■ Written problem: Copy out all of the data below with no alterations.

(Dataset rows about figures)
╔══

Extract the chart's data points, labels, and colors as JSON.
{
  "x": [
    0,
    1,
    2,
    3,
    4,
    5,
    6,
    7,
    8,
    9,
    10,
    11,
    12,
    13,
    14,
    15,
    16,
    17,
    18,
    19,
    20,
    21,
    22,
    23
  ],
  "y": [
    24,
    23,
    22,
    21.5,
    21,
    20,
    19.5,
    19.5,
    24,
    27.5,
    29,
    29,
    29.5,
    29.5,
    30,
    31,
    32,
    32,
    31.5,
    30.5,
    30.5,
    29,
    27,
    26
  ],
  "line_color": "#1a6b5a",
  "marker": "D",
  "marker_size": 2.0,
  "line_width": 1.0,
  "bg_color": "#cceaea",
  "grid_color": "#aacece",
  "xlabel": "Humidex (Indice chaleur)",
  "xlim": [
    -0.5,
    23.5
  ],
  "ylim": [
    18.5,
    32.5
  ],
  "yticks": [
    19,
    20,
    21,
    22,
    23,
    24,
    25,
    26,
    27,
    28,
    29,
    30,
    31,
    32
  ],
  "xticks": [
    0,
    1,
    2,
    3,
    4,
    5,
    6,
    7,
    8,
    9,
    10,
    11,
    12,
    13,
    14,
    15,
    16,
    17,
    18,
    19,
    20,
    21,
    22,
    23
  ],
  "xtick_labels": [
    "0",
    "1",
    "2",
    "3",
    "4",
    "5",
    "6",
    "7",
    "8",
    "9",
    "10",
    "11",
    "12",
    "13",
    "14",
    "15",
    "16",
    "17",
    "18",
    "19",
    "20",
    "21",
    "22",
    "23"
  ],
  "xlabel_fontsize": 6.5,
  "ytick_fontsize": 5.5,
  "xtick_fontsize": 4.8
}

╚══

■ Answer for the task:
Extract the chart's data points, labels, and colors as JSON.
{
  "x": [
    0,
    1,
    2,
    3,
    4,
    5,
    6,
    7,
    8,
    9,
    10,
    11,
    12,
    13,
    14,
    15,
    16,
    17,
    18,
    19,
    20,
    21,
    22,
    23
  ],
  "y": [
    24,
    23,
    22,
    21.5,
    21,
    20,
    19.5,
    19.5,
    24,
    27.5,
    29,
    29,
    29.5,
    29.5,
    30,
    31,
    32,
    32,
    31.5,
    30.5,
    30.5,
    29,
    27,
    26
  ],
  "line_color": "#1a6b5a",
  "marker": "D",
  "marker_size": 2.0,
  "line_width": 1.0,
  "bg_color": "#cceaea",
  "grid_color": "#aacece",
  "xlabel": "Humidex (Indice chaleur)",
  "xlim": [
    -0.5,
    23.5
  ],
  "ylim": [
    18.5,
    32.5
  ],
  "yticks": [
    19,
    20,
    21,
    22,
    23,
    24,
    25,
    26,
    27,
    28,
    29,
    30,
    31,
    32
  ],
  "xticks": [
    0,
    1,
    2,
    3,
    4,
    5,
    6,
    7,
    8,
    9,
    10,
    11,
    12,
    13,
    14,
    15,
    16,
    17,
    18,
    19,
    20,
    21,
    22,
    23
  ],
  "xtick_labels": [
    "0",
    "1",
    "2",
    "3",
    "4",
    "5",
    "6",
    "7",
    "8",
    "9",
    "10",
    "11",
    "12",
    "13",
    "14",
    "15",
    "16",
    "17",
    "18",
    "19",
    "20",
    "21",
    "22",
    "23"
  ],
  "xlabel_fontsize": 6.5,
  "ytick_fontsize": 5.5,
  "xtick_fontsize": 4.8
}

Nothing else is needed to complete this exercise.